_Stated problem:_ Without the pictures, copy the entries below word for word.

────────

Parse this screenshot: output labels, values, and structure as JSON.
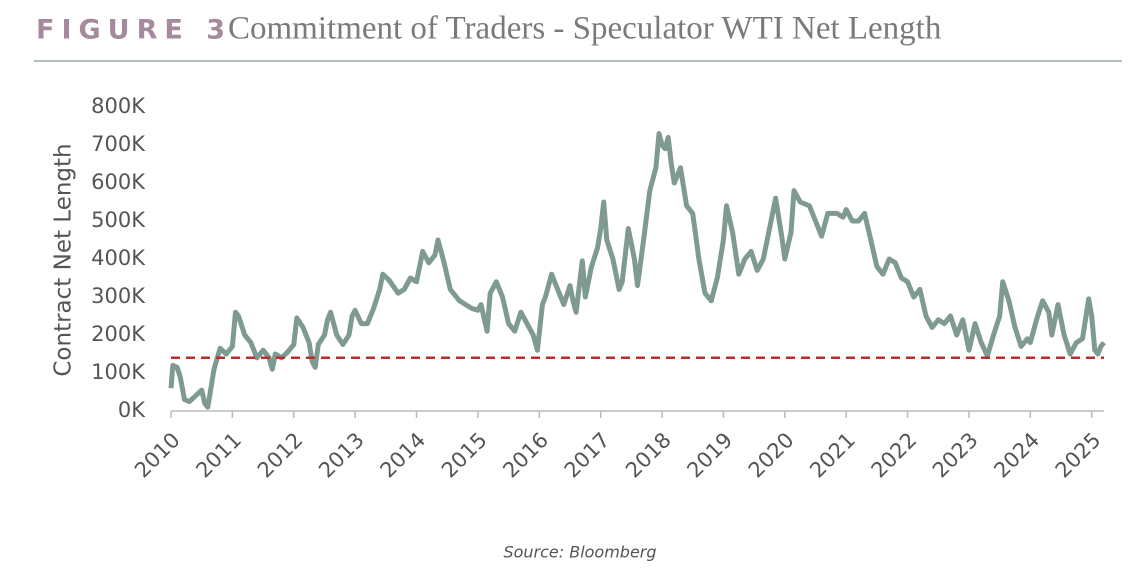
{
  "chart_data": {
    "type": "line",
    "figure_label": "FIGURE 3",
    "title": "Commitment of Traders - Speculator WTI Net Length",
    "ylabel": "Contract Net Length",
    "source": "Source: Bloomberg",
    "xlim": [
      2010,
      2025.2
    ],
    "xticks": [
      2010,
      2011,
      2012,
      2013,
      2014,
      2015,
      2016,
      2017,
      2018,
      2019,
      2020,
      2021,
      2022,
      2023,
      2024,
      2025
    ],
    "ylim": [
      0,
      800000
    ],
    "yticks": [
      {
        "value": 0,
        "label": "0K"
      },
      {
        "value": 100000,
        "label": "100K"
      },
      {
        "value": 200000,
        "label": "200K"
      },
      {
        "value": 300000,
        "label": "300K"
      },
      {
        "value": 400000,
        "label": "400K"
      },
      {
        "value": 500000,
        "label": "500K"
      },
      {
        "value": 600000,
        "label": "600K"
      },
      {
        "value": 700000,
        "label": "700K"
      },
      {
        "value": 800000,
        "label": "800K"
      }
    ],
    "hline": {
      "value": 140000,
      "color": "#b3302c"
    },
    "series": [
      {
        "color": "#7f9a92",
        "x": [
          2010.0,
          2010.03,
          2010.1,
          2010.15,
          2010.22,
          2010.3,
          2010.4,
          2010.5,
          2010.55,
          2010.6,
          2010.65,
          2010.7,
          2010.8,
          2010.9,
          2011.0,
          2011.05,
          2011.1,
          2011.2,
          2011.3,
          2011.4,
          2011.5,
          2011.6,
          2011.65,
          2011.7,
          2011.8,
          2011.9,
          2012.0,
          2012.05,
          2012.15,
          2012.25,
          2012.3,
          2012.35,
          2012.4,
          2012.5,
          2012.55,
          2012.6,
          2012.7,
          2012.8,
          2012.9,
          2012.95,
          2013.0,
          2013.1,
          2013.2,
          2013.3,
          2013.4,
          2013.45,
          2013.55,
          2013.7,
          2013.8,
          2013.9,
          2014.0,
          2014.05,
          2014.1,
          2014.2,
          2014.3,
          2014.35,
          2014.45,
          2014.55,
          2014.7,
          2014.8,
          2014.9,
          2015.0,
          2015.05,
          2015.15,
          2015.2,
          2015.3,
          2015.4,
          2015.5,
          2015.6,
          2015.7,
          2015.8,
          2015.9,
          2015.97,
          2016.05,
          2016.1,
          2016.2,
          2016.3,
          2016.4,
          2016.5,
          2016.55,
          2016.6,
          2016.7,
          2016.75,
          2016.85,
          2016.95,
          2017.0,
          2017.05,
          2017.1,
          2017.2,
          2017.3,
          2017.35,
          2017.45,
          2017.55,
          2017.6,
          2017.7,
          2017.8,
          2017.9,
          2017.95,
          2018.0,
          2018.05,
          2018.1,
          2018.15,
          2018.2,
          2018.3,
          2018.4,
          2018.5,
          2018.6,
          2018.7,
          2018.8,
          2018.9,
          2019.0,
          2019.05,
          2019.15,
          2019.25,
          2019.35,
          2019.45,
          2019.55,
          2019.65,
          2019.75,
          2019.85,
          2019.95,
          2020.0,
          2020.1,
          2020.15,
          2020.25,
          2020.4,
          2020.5,
          2020.6,
          2020.7,
          2020.85,
          2020.95,
          2021.0,
          2021.1,
          2021.2,
          2021.3,
          2021.4,
          2021.5,
          2021.6,
          2021.7,
          2021.8,
          2021.9,
          2022.0,
          2022.1,
          2022.2,
          2022.3,
          2022.4,
          2022.5,
          2022.6,
          2022.7,
          2022.8,
          2022.9,
          2023.0,
          2023.1,
          2023.2,
          2023.3,
          2023.4,
          2023.5,
          2023.55,
          2023.65,
          2023.75,
          2023.85,
          2023.95,
          2024.0,
          2024.1,
          2024.2,
          2024.3,
          2024.35,
          2024.45,
          2024.55,
          2024.65,
          2024.75,
          2024.85,
          2024.95,
          2025.0,
          2025.05,
          2025.1,
          2025.15,
          2025.2
        ],
        "values": [
          60000,
          120000,
          115000,
          90000,
          30000,
          25000,
          40000,
          55000,
          20000,
          10000,
          60000,
          110000,
          165000,
          150000,
          170000,
          260000,
          250000,
          200000,
          180000,
          140000,
          160000,
          140000,
          110000,
          150000,
          140000,
          155000,
          175000,
          245000,
          220000,
          180000,
          130000,
          115000,
          175000,
          200000,
          240000,
          260000,
          200000,
          175000,
          200000,
          250000,
          265000,
          230000,
          230000,
          270000,
          320000,
          360000,
          345000,
          310000,
          320000,
          350000,
          340000,
          380000,
          420000,
          390000,
          410000,
          450000,
          390000,
          320000,
          290000,
          280000,
          270000,
          265000,
          280000,
          210000,
          310000,
          340000,
          300000,
          230000,
          210000,
          260000,
          230000,
          200000,
          160000,
          280000,
          300000,
          360000,
          320000,
          280000,
          330000,
          290000,
          260000,
          395000,
          300000,
          380000,
          430000,
          480000,
          550000,
          450000,
          400000,
          320000,
          340000,
          480000,
          400000,
          330000,
          450000,
          580000,
          640000,
          730000,
          700000,
          690000,
          720000,
          650000,
          600000,
          640000,
          540000,
          520000,
          400000,
          310000,
          290000,
          350000,
          450000,
          540000,
          470000,
          360000,
          400000,
          420000,
          370000,
          400000,
          480000,
          560000,
          460000,
          400000,
          470000,
          580000,
          550000,
          540000,
          500000,
          460000,
          520000,
          520000,
          510000,
          530000,
          500000,
          500000,
          520000,
          450000,
          380000,
          360000,
          400000,
          390000,
          350000,
          340000,
          300000,
          320000,
          250000,
          220000,
          240000,
          230000,
          250000,
          200000,
          240000,
          160000,
          230000,
          180000,
          145000,
          200000,
          250000,
          340000,
          290000,
          220000,
          170000,
          190000,
          180000,
          240000,
          290000,
          260000,
          200000,
          280000,
          200000,
          150000,
          180000,
          190000,
          295000,
          250000,
          160000,
          150000,
          170000,
          180000
        ]
      }
    ]
  }
}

────────

_Final answer:_
Parse this screenshot: output labels, values, and structure as JSON.
{
  "chart_data": {
    "type": "line",
    "figure_label": "FIGURE 3",
    "title": "Commitment of Traders - Speculator WTI Net Length",
    "ylabel": "Contract Net Length",
    "source": "Source: Bloomberg",
    "xlim": [
      2010,
      2025.2
    ],
    "xticks": [
      2010,
      2011,
      2012,
      2013,
      2014,
      2015,
      2016,
      2017,
      2018,
      2019,
      2020,
      2021,
      2022,
      2023,
      2024,
      2025
    ],
    "ylim": [
      0,
      800000
    ],
    "yticks": [
      {
        "value": 0,
        "label": "0K"
      },
      {
        "value": 100000,
        "label": "100K"
      },
      {
        "value": 200000,
        "label": "200K"
      },
      {
        "value": 300000,
        "label": "300K"
      },
      {
        "value": 400000,
        "label": "400K"
      },
      {
        "value": 500000,
        "label": "500K"
      },
      {
        "value": 600000,
        "label": "600K"
      },
      {
        "value": 700000,
        "label": "700K"
      },
      {
        "value": 800000,
        "label": "800K"
      }
    ],
    "hline": {
      "value": 140000,
      "color": "#b3302c"
    },
    "series": [
      {
        "color": "#7f9a92",
        "x": [
          2010.0,
          2010.03,
          2010.1,
          2010.15,
          2010.22,
          2010.3,
          2010.4,
          2010.5,
          2010.55,
          2010.6,
          2010.65,
          2010.7,
          2010.8,
          2010.9,
          2011.0,
          2011.05,
          2011.1,
          2011.2,
          2011.3,
          2011.4,
          2011.5,
          2011.6,
          2011.65,
          2011.7,
          2011.8,
          2011.9,
          2012.0,
          2012.05,
          2012.15,
          2012.25,
          2012.3,
          2012.35,
          2012.4,
          2012.5,
          2012.55,
          2012.6,
          2012.7,
          2012.8,
          2012.9,
          2012.95,
          2013.0,
          2013.1,
          2013.2,
          2013.3,
          2013.4,
          2013.45,
          2013.55,
          2013.7,
          2013.8,
          2013.9,
          2014.0,
          2014.05,
          2014.1,
          2014.2,
          2014.3,
          2014.35,
          2014.45,
          2014.55,
          2014.7,
          2014.8,
          2014.9,
          2015.0,
          2015.05,
          2015.15,
          2015.2,
          2015.3,
          2015.4,
          2015.5,
          2015.6,
          2015.7,
          2015.8,
          2015.9,
          2015.97,
          2016.05,
          2016.1,
          2016.2,
          2016.3,
          2016.4,
          2016.5,
          2016.55,
          2016.6,
          2016.7,
          2016.75,
          2016.85,
          2016.95,
          2017.0,
          2017.05,
          2017.1,
          2017.2,
          2017.3,
          2017.35,
          2017.45,
          2017.55,
          2017.6,
          2017.7,
          2017.8,
          2017.9,
          2017.95,
          2018.0,
          2018.05,
          2018.1,
          2018.15,
          2018.2,
          2018.3,
          2018.4,
          2018.5,
          2018.6,
          2018.7,
          2018.8,
          2018.9,
          2019.0,
          2019.05,
          2019.15,
          2019.25,
          2019.35,
          2019.45,
          2019.55,
          2019.65,
          2019.75,
          2019.85,
          2019.95,
          2020.0,
          2020.1,
          2020.15,
          2020.25,
          2020.4,
          2020.5,
          2020.6,
          2020.7,
          2020.85,
          2020.95,
          2021.0,
          2021.1,
          2021.2,
          2021.3,
          2021.4,
          2021.5,
          2021.6,
          2021.7,
          2021.8,
          2021.9,
          2022.0,
          2022.1,
          2022.2,
          2022.3,
          2022.4,
          2022.5,
          2022.6,
          2022.7,
          2022.8,
          2022.9,
          2023.0,
          2023.1,
          2023.2,
          2023.3,
          2023.4,
          2023.5,
          2023.55,
          2023.65,
          2023.75,
          2023.85,
          2023.95,
          2024.0,
          2024.1,
          2024.2,
          2024.3,
          2024.35,
          2024.45,
          2024.55,
          2024.65,
          2024.75,
          2024.85,
          2024.95,
          2025.0,
          2025.05,
          2025.1,
          2025.15,
          2025.2
        ],
        "values": [
          60000,
          120000,
          115000,
          90000,
          30000,
          25000,
          40000,
          55000,
          20000,
          10000,
          60000,
          110000,
          165000,
          150000,
          170000,
          260000,
          250000,
          200000,
          180000,
          140000,
          160000,
          140000,
          110000,
          150000,
          140000,
          155000,
          175000,
          245000,
          220000,
          180000,
          130000,
          115000,
          175000,
          200000,
          240000,
          260000,
          200000,
          175000,
          200000,
          250000,
          265000,
          230000,
          230000,
          270000,
          320000,
          360000,
          345000,
          310000,
          320000,
          350000,
          340000,
          380000,
          420000,
          390000,
          410000,
          450000,
          390000,
          320000,
          290000,
          280000,
          270000,
          265000,
          280000,
          210000,
          310000,
          340000,
          300000,
          230000,
          210000,
          260000,
          230000,
          200000,
          160000,
          280000,
          300000,
          360000,
          320000,
          280000,
          330000,
          290000,
          260000,
          395000,
          300000,
          380000,
          430000,
          480000,
          550000,
          450000,
          400000,
          320000,
          340000,
          480000,
          400000,
          330000,
          450000,
          580000,
          640000,
          730000,
          700000,
          690000,
          720000,
          650000,
          600000,
          640000,
          540000,
          520000,
          400000,
          310000,
          290000,
          350000,
          450000,
          540000,
          470000,
          360000,
          400000,
          420000,
          370000,
          400000,
          480000,
          560000,
          460000,
          400000,
          470000,
          580000,
          550000,
          540000,
          500000,
          460000,
          520000,
          520000,
          510000,
          530000,
          500000,
          500000,
          520000,
          450000,
          380000,
          360000,
          400000,
          390000,
          350000,
          340000,
          300000,
          320000,
          250000,
          220000,
          240000,
          230000,
          250000,
          200000,
          240000,
          160000,
          230000,
          180000,
          145000,
          200000,
          250000,
          340000,
          290000,
          220000,
          170000,
          190000,
          180000,
          240000,
          290000,
          260000,
          200000,
          280000,
          200000,
          150000,
          180000,
          190000,
          295000,
          250000,
          160000,
          150000,
          170000,
          180000
        ]
      }
    ]
  }
}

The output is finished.